* [Given request] Give only the number of lines in the records below that contain the word "zajęć".
=== Stored data ===
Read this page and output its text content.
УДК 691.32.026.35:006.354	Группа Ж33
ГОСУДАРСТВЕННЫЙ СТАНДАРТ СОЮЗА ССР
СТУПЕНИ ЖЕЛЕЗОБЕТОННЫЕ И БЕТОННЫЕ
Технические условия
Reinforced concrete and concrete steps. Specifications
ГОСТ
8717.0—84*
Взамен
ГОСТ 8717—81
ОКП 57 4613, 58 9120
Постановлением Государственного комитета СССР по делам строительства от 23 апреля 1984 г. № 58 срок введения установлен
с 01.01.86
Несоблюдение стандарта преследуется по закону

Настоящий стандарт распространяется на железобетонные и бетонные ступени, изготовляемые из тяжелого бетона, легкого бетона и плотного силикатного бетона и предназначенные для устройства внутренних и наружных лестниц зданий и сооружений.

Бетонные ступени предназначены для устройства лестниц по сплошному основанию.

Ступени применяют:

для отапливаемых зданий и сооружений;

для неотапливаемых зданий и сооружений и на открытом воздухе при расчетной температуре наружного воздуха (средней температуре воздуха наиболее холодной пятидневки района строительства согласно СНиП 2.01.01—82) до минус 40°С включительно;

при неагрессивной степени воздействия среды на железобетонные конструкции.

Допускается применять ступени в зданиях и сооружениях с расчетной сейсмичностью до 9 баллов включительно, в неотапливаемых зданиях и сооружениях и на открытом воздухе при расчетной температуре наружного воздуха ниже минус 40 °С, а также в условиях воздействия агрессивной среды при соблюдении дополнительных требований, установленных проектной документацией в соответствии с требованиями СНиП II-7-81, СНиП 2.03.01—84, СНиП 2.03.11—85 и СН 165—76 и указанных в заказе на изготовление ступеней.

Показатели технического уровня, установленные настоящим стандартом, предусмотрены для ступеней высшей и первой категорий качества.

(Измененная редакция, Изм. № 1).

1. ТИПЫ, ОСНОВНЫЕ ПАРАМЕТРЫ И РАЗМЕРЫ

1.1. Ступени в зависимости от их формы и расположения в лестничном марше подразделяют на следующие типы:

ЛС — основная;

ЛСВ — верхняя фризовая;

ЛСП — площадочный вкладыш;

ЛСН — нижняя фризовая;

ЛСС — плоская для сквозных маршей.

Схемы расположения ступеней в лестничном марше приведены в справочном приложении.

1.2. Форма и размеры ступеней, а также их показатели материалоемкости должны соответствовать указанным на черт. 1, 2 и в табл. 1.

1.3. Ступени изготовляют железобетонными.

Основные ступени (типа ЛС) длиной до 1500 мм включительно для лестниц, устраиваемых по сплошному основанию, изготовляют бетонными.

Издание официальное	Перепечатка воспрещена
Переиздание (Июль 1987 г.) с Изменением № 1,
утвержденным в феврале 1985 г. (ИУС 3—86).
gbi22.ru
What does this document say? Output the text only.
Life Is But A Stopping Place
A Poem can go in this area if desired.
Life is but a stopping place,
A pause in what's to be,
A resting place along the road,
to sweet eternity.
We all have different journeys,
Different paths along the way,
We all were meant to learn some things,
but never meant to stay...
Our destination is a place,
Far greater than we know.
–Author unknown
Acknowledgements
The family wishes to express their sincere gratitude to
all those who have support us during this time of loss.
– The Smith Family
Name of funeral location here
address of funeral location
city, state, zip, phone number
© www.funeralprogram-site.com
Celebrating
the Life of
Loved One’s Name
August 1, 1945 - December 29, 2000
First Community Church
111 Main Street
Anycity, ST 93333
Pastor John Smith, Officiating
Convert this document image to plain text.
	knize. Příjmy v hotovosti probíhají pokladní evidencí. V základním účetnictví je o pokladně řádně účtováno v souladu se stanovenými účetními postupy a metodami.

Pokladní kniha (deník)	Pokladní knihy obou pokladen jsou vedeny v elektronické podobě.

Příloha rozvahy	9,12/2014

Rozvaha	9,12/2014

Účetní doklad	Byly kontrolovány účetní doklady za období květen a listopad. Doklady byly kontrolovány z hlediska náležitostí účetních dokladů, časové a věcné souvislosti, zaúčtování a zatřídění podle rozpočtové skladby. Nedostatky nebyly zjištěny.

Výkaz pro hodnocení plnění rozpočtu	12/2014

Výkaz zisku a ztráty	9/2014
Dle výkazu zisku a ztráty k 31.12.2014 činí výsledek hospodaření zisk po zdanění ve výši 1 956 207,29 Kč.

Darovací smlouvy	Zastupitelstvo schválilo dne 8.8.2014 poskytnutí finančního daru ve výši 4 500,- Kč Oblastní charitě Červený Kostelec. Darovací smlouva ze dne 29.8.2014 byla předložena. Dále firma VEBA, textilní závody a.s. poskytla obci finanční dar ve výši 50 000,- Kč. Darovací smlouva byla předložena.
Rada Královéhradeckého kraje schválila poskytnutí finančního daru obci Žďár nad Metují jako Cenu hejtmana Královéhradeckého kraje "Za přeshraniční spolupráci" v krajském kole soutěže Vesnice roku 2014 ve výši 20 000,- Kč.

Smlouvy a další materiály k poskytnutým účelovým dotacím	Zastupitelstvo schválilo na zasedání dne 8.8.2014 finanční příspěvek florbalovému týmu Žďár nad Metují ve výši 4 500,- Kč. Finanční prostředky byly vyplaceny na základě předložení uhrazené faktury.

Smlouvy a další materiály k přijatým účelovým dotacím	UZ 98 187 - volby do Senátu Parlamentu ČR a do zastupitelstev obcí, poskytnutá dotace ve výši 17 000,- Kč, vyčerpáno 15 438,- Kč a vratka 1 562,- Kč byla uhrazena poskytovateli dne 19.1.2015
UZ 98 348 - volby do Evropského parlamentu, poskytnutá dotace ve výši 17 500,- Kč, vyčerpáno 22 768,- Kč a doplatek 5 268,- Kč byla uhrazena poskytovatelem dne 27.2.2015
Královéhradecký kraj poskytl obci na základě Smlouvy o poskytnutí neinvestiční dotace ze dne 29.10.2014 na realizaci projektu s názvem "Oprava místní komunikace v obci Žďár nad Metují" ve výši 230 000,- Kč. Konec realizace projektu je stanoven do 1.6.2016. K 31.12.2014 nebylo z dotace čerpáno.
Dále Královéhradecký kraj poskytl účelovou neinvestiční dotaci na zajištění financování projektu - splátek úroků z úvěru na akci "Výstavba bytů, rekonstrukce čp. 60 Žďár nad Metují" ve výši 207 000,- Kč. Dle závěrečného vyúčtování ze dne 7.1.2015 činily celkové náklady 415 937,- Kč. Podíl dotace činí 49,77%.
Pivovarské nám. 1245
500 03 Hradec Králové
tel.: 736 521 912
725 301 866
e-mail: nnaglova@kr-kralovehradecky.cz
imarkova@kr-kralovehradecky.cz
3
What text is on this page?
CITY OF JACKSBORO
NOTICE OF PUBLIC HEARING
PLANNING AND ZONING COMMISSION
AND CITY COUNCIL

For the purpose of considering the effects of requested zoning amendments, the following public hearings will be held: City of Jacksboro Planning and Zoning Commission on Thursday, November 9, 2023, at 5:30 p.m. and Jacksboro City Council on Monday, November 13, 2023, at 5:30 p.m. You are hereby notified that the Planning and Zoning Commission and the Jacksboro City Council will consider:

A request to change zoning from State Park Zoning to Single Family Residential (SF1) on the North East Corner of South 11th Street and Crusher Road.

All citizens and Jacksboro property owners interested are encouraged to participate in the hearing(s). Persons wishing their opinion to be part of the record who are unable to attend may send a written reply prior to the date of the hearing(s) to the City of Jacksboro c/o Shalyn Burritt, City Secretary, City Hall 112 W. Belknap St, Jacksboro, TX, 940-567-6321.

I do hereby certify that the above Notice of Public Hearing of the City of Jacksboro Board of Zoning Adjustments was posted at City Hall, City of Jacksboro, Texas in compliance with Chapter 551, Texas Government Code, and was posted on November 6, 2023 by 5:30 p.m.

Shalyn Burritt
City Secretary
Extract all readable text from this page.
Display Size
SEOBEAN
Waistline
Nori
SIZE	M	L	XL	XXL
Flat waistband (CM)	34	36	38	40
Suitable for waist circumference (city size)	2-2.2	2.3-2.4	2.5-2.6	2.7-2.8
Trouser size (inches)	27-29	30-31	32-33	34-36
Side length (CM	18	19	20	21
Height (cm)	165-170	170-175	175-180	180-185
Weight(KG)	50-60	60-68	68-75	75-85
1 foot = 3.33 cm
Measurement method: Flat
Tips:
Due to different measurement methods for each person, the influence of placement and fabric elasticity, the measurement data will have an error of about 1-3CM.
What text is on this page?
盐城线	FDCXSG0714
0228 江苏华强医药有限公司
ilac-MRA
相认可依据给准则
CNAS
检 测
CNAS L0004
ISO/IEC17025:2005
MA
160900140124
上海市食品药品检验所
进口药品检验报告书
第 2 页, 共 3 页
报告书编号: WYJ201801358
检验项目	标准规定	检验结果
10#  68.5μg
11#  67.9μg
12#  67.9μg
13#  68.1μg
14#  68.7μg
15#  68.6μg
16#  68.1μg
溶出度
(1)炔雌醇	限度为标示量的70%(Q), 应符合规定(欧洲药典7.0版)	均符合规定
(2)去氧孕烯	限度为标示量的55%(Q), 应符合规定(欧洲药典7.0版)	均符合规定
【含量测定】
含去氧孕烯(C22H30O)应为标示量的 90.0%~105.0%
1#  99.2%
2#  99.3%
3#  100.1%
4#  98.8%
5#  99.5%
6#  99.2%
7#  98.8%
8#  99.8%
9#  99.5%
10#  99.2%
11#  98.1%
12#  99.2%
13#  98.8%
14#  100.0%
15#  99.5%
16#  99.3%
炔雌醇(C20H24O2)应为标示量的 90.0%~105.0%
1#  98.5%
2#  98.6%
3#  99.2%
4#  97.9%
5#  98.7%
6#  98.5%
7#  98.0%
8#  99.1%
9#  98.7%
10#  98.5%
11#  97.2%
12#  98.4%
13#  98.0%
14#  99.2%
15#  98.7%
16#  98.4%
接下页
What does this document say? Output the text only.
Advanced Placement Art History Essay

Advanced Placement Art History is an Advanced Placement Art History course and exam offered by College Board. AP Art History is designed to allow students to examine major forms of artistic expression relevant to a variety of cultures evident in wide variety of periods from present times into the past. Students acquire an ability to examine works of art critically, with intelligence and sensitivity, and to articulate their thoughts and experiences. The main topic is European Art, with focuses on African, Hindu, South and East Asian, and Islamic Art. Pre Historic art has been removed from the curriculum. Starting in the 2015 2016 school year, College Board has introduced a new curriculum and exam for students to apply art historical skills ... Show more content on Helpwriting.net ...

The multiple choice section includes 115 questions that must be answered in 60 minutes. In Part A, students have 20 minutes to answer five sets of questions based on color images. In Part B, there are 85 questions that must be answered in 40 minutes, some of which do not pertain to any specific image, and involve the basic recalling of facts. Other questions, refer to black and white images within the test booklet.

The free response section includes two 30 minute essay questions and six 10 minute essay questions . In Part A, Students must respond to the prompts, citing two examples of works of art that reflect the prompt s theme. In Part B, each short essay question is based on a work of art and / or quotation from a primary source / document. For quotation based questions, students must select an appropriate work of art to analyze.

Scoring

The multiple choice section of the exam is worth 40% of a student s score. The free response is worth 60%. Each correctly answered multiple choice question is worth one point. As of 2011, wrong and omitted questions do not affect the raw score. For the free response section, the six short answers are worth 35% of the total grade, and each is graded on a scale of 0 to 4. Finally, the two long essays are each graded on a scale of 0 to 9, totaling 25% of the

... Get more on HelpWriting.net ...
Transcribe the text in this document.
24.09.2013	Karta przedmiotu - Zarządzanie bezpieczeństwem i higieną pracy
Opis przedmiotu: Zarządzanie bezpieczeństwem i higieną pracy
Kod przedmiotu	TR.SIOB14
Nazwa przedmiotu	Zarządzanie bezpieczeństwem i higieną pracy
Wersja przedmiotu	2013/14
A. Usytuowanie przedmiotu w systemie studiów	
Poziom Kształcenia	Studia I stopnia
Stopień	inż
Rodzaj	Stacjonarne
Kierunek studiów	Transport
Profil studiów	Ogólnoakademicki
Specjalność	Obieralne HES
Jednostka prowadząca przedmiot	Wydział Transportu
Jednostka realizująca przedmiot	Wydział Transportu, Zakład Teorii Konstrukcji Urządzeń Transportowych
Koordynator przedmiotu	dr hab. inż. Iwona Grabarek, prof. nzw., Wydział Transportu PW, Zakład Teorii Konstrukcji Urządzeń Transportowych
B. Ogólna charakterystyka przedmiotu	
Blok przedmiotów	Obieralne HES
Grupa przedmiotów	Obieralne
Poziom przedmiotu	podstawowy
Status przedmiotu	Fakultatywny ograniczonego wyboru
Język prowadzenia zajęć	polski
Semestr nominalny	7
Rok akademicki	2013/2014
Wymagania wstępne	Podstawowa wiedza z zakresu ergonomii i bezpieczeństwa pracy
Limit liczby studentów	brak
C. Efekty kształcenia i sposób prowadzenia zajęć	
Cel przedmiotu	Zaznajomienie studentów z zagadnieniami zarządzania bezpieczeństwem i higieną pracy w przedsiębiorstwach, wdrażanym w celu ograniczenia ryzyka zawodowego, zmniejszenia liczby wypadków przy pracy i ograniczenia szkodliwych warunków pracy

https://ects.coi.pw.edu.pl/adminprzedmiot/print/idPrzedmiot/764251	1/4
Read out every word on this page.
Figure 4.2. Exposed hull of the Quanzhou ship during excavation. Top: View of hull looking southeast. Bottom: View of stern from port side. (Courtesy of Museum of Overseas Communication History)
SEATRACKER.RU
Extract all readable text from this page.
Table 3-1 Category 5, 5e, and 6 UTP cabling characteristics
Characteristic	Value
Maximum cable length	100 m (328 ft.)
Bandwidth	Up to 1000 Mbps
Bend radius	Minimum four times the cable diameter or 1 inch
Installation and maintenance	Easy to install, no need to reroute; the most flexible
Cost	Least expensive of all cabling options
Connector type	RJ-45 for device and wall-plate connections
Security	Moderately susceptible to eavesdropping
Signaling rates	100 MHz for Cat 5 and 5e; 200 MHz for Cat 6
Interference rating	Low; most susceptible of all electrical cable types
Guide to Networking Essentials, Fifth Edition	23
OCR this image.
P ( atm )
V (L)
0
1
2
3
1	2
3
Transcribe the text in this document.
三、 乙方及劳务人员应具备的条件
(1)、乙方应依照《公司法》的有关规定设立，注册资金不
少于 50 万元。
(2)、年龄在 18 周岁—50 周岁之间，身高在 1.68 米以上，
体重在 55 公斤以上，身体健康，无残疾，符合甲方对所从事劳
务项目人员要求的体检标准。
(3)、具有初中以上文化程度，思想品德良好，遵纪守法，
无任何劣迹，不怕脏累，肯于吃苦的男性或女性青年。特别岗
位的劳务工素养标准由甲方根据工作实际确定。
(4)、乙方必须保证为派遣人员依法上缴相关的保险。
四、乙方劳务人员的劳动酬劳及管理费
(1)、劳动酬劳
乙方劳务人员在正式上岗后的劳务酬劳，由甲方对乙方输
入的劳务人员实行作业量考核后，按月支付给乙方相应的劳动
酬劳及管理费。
===
* [Result for this exercise] 2